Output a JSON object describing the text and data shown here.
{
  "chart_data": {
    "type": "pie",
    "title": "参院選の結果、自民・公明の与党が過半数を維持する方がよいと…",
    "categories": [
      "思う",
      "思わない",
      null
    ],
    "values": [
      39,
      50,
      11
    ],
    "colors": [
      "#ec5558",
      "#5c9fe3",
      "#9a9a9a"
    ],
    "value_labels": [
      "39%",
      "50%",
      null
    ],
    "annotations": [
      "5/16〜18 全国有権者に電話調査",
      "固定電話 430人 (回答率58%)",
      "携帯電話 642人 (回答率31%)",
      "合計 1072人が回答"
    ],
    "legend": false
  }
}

______________________________

WRITTEN TASK → Extract the listing in its entirety and repeat it exactly.

TASK RESPONSE →
Output a JSON object describing the text and data shown here.
{
  "chart_data": {
    "type": "pie",
    "title": "参院選の結果、自民・公明の与党が過半数を維持する方がよいと…",
    "categories": [
      "思う",
      "思わない",
      null
    ],
    "values": [
      39,
      50,
      11
    ],
    "colors": [
      "#ec5558",
      "#5c9fe3",
      "#9a9a9a"
    ],
    "value_labels": [
      "39%",
      "50%",
      null
    ],
    "annotations": [
      "5/16〜18 全国有権者に電話調査",
      "固定電話 430人 (回答率58%)",
      "携帯電話 642人 (回答率31%)",
      "合計 1072人が回答"
    ],
    "legend": false
  }
}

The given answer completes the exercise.